Pull out, unchanged, every line of the entries below from the one containing "I need the location" down to the one containing "sq-extension-icon[interactable]: SQ [1322,53,1344,73]", including both of those lines.

• TASK DATA
begin
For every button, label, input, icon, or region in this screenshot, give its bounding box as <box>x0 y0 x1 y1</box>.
end
begin
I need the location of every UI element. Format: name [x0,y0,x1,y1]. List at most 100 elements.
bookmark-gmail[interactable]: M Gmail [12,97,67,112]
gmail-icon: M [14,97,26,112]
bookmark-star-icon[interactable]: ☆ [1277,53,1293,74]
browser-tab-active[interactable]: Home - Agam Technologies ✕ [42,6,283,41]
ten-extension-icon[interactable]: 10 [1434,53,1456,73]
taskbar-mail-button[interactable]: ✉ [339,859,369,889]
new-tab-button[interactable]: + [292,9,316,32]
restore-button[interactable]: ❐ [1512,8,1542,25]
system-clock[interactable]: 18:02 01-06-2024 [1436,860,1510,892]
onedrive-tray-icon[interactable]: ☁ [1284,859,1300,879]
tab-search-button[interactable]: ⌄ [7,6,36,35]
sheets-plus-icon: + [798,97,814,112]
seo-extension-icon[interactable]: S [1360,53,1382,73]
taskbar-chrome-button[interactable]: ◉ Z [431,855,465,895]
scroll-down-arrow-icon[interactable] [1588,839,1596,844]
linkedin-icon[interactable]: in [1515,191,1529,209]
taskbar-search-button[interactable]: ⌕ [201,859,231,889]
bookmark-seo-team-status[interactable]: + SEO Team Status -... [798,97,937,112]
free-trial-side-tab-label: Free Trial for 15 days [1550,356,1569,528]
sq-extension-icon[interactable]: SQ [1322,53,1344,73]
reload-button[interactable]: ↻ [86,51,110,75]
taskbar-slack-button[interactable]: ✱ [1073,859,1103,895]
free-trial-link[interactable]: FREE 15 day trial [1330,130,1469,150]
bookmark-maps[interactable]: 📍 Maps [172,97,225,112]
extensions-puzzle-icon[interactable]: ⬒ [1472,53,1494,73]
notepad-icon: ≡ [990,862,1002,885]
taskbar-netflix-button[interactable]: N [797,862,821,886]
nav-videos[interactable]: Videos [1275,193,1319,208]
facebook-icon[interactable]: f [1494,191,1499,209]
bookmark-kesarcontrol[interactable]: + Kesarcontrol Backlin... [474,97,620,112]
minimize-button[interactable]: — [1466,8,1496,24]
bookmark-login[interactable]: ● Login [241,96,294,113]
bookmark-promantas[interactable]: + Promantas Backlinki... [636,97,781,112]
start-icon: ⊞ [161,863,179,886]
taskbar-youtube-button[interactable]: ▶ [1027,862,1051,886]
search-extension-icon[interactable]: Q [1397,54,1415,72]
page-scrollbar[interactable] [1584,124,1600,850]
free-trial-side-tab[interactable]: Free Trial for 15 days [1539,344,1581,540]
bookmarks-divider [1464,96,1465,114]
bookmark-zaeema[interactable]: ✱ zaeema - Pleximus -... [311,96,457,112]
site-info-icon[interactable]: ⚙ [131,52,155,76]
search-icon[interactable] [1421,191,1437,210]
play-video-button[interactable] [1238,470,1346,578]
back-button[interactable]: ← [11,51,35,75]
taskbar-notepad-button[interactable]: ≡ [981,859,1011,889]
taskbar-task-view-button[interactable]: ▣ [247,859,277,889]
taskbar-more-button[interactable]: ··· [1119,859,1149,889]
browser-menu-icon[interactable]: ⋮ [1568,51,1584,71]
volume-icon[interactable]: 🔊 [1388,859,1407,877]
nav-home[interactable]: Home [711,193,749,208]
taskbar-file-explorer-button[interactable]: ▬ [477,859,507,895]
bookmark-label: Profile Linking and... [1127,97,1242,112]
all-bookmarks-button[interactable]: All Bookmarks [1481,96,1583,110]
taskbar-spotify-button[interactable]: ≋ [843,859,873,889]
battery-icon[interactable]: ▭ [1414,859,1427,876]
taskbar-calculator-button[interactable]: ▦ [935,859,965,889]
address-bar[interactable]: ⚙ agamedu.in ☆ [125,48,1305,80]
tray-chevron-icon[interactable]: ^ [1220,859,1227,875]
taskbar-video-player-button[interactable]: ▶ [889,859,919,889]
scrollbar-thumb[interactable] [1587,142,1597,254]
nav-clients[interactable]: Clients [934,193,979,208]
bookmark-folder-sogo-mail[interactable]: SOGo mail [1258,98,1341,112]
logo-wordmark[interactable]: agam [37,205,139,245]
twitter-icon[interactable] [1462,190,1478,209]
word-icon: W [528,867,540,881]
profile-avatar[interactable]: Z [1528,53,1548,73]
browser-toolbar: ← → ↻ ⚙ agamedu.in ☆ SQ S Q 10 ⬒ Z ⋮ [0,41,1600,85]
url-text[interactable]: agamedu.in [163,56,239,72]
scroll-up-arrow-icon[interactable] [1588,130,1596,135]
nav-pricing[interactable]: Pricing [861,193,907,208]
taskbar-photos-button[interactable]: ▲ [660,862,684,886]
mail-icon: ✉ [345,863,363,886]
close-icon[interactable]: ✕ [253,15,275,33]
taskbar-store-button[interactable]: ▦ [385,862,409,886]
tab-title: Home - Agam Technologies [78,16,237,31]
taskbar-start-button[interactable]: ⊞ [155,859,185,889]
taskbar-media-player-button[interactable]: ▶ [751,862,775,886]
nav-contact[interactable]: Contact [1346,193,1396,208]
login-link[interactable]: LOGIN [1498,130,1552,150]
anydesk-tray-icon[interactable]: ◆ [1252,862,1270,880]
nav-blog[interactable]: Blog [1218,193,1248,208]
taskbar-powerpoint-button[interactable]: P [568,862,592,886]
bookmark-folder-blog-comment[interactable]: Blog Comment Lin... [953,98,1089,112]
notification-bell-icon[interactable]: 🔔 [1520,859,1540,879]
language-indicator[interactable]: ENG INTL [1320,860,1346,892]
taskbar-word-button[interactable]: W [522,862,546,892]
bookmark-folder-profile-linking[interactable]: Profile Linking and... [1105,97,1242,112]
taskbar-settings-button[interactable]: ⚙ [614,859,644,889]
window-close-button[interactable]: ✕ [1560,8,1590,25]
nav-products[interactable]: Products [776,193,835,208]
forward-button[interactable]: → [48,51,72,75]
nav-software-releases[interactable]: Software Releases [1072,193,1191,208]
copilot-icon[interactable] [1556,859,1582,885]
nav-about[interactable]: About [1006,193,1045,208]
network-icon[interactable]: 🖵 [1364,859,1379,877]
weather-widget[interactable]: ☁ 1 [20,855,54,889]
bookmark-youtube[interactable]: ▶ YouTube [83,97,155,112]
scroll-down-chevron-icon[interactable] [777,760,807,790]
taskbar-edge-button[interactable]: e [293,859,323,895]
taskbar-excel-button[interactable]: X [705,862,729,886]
end
• WRITTEN SOLUTION
I need the location of every UI element. Format: name [x0,y0,x1,y1]. List at most 100 elements.
bookmark-gmail[interactable]: M Gmail [12,97,67,112]
gmail-icon: M [14,97,26,112]
bookmark-star-icon[interactable]: ☆ [1277,53,1293,74]
browser-tab-active[interactable]: Home - Agam Technologies ✕ [42,6,283,41]
ten-extension-icon[interactable]: 10 [1434,53,1456,73]
taskbar-mail-button[interactable]: ✉ [339,859,369,889]
new-tab-button[interactable]: + [292,9,316,32]
restore-button[interactable]: ❐ [1512,8,1542,25]
system-clock[interactable]: 18:02 01-06-2024 [1436,860,1510,892]
onedrive-tray-icon[interactable]: ☁ [1284,859,1300,879]
tab-search-button[interactable]: ⌄ [7,6,36,35]
sheets-plus-icon: + [798,97,814,112]
seo-extension-icon[interactable]: S [1360,53,1382,73]
taskbar-chrome-button[interactable]: ◉ Z [431,855,465,895]
scroll-down-arrow-icon[interactable] [1588,839,1596,844]
linkedin-icon[interactable]: in [1515,191,1529,209]
taskbar-search-button[interactable]: ⌕ [201,859,231,889]
bookmark-seo-team-status[interactable]: + SEO Team Status -... [798,97,937,112]
free-trial-side-tab-label: Free Trial for 15 days [1550,356,1569,528]
sq-extension-icon[interactable]: SQ [1322,53,1344,73]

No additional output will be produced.